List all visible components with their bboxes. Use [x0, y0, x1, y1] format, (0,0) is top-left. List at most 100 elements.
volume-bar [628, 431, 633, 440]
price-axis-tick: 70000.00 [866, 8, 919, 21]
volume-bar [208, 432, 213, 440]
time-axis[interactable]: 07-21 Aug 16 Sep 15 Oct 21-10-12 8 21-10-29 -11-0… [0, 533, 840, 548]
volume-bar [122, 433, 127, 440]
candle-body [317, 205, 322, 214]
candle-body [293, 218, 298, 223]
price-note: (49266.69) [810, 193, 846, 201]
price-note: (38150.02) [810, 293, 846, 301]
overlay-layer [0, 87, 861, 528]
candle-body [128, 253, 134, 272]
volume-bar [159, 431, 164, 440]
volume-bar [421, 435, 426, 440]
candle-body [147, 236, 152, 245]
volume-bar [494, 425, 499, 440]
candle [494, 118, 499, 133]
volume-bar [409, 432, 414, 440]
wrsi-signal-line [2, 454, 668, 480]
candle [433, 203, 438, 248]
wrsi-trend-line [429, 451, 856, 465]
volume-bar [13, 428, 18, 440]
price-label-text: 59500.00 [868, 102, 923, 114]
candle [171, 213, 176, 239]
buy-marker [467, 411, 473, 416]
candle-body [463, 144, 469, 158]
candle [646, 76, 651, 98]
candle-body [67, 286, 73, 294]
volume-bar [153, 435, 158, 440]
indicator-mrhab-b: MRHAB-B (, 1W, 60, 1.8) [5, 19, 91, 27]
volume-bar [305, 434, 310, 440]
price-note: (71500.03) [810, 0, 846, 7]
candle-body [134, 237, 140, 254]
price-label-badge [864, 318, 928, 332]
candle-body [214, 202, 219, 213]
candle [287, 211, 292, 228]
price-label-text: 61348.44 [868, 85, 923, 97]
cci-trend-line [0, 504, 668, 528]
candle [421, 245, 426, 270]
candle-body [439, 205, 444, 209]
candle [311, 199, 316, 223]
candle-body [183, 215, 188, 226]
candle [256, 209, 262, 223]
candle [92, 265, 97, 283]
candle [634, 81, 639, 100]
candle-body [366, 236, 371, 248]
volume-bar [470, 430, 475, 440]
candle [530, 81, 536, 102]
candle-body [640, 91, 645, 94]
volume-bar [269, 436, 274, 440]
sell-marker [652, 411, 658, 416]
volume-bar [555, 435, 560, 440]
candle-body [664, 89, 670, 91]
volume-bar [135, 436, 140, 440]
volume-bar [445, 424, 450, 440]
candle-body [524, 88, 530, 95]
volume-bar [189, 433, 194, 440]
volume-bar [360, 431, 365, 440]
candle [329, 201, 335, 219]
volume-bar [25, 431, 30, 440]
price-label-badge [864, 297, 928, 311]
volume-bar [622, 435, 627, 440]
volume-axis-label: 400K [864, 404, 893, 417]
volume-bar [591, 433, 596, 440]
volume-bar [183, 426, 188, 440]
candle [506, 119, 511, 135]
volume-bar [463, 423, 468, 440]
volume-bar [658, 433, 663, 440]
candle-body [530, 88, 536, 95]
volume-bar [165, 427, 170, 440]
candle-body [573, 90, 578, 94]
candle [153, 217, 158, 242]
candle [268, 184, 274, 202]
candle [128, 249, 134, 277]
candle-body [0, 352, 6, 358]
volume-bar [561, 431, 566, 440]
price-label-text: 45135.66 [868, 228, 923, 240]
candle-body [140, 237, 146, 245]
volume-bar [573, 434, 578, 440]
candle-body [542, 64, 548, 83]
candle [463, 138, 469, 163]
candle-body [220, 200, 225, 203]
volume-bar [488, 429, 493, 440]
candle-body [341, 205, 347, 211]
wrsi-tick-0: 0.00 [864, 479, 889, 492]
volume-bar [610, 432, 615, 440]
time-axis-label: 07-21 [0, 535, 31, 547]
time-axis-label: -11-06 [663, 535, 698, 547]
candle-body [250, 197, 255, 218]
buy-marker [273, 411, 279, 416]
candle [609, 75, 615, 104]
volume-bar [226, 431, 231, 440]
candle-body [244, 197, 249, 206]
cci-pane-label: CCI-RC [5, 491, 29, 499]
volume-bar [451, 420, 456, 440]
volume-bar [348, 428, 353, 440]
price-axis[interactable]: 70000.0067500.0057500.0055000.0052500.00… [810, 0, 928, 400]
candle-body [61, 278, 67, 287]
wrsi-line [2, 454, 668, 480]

_ _ _ _ _ _ _

## Goal of the exercise
Put the lines above into a numbered list, skipping any blank lines.

## Correct response
1. List all visible components with their bboxes. Use [x0, y0, x1, y1] format, (0,0) is top-left. List at most 100 elements.
2. volume-bar [628, 431, 633, 440]
3. price-axis-tick: 70000.00 [866, 8, 919, 21]
4. volume-bar [208, 432, 213, 440]
5. time-axis[interactable]: 07-21 Aug 16 Sep 15 Oct 21-10-12 8 21-10-29 -11-0… [0, 533, 840, 548]
6. volume-bar [122, 433, 127, 440]
7. candle-body [317, 205, 322, 214]
8. candle-body [293, 218, 298, 223]
9. price-note: (49266.69) [810, 193, 846, 201]
10. price-note: (38150.02) [810, 293, 846, 301]
11. overlay-layer [0, 87, 861, 528]
12. candle-body [128, 253, 134, 272]
13. volume-bar [159, 431, 164, 440]
14. volume-bar [421, 435, 426, 440]
15. candle-body [147, 236, 152, 245]
16. volume-bar [494, 425, 499, 440]
17. candle [494, 118, 499, 133]
18. volume-bar [409, 432, 414, 440]
19. wrsi-signal-line [2, 454, 668, 480]
20. candle [433, 203, 438, 248]
21. wrsi-trend-line [429, 451, 856, 465]
22. volume-bar [13, 428, 18, 440]
23. price-label-text: 59500.00 [868, 102, 923, 114]
24. candle [171, 213, 176, 239]
25. buy-marker [467, 411, 473, 416]
26. candle-body [463, 144, 469, 158]
27. candle [646, 76, 651, 98]
28. candle-body [67, 286, 73, 294]
29. volume-bar [153, 435, 158, 440]
30. indicator-mrhab-b: MRHAB-B (, 1W, 60, 1.8) [5, 19, 91, 27]
31. volume-bar [305, 434, 310, 440]
32. price-note: (71500.03) [810, 0, 846, 7]
33. candle-body [134, 237, 140, 254]
34. price-label-badge [864, 318, 928, 332]
35. candle-body [214, 202, 219, 213]
36. candle [287, 211, 292, 228]
37. price-label-text: 61348.44 [868, 85, 923, 97]
38. cci-trend-line [0, 504, 668, 528]
39. candle [421, 245, 426, 270]
40. candle-body [439, 205, 444, 209]
41. candle [311, 199, 316, 223]
42. candle-body [183, 215, 188, 226]
43. candle [256, 209, 262, 223]
44. candle [92, 265, 97, 283]
45. candle [634, 81, 639, 100]
46. candle-body [366, 236, 371, 248]
47. volume-bar [470, 430, 475, 440]
48. candle [530, 81, 536, 102]
49. candle-body [640, 91, 645, 94]
50. volume-bar [269, 436, 274, 440]
51. sell-marker [652, 411, 658, 416]
52. volume-bar [555, 435, 560, 440]
53. candle-body [664, 89, 670, 91]
54. volume-bar [135, 436, 140, 440]
55. volume-bar [445, 424, 450, 440]
56. candle-body [524, 88, 530, 95]
57. volume-bar [189, 433, 194, 440]
58. volume-bar [360, 431, 365, 440]
59. candle [329, 201, 335, 219]
60. volume-bar [25, 431, 30, 440]
61. price-label-badge [864, 297, 928, 311]
62. volume-bar [622, 435, 627, 440]
63. volume-axis-label: 400K [864, 404, 893, 417]
64. volume-bar [591, 433, 596, 440]
65. volume-bar [183, 426, 188, 440]
66. candle [506, 119, 511, 135]
67. volume-bar [463, 423, 468, 440]
68. volume-bar [658, 433, 663, 440]
69. candle-body [530, 88, 536, 95]
70. volume-bar [165, 427, 170, 440]
71. candle-body [573, 90, 578, 94]
72. candle [153, 217, 158, 242]
73. candle [268, 184, 274, 202]
74. candle [128, 249, 134, 277]
75. candle-body [0, 352, 6, 358]
76. volume-bar [561, 431, 566, 440]
77. price-label-text: 45135.66 [868, 228, 923, 240]
78. candle-body [140, 237, 146, 245]
79. volume-bar [573, 434, 578, 440]
80. candle-body [542, 64, 548, 83]
81. candle [463, 138, 469, 163]
82. candle-body [220, 200, 225, 203]
83. volume-bar [488, 429, 493, 440]
84. candle-body [341, 205, 347, 211]
85. wrsi-tick-0: 0.00 [864, 479, 889, 492]
86. volume-bar [610, 432, 615, 440]
87. time-axis-label: 07-21 [0, 535, 31, 547]
88. time-axis-label: -11-06 [663, 535, 698, 547]
89. candle-body [250, 197, 255, 218]
90. buy-marker [273, 411, 279, 416]
91. candle [609, 75, 615, 104]
92. volume-bar [226, 431, 231, 440]
93. candle-body [244, 197, 249, 206]
94. cci-pane-label: CCI-RC [5, 491, 29, 499]
95. volume-bar [451, 420, 456, 440]
96. volume-bar [348, 428, 353, 440]
97. price-axis[interactable]: 70000.0067500.0057500.0055000.0052500.00… [810, 0, 928, 400]
98. candle-body [61, 278, 67, 287]
99. wrsi-line [2, 454, 668, 480]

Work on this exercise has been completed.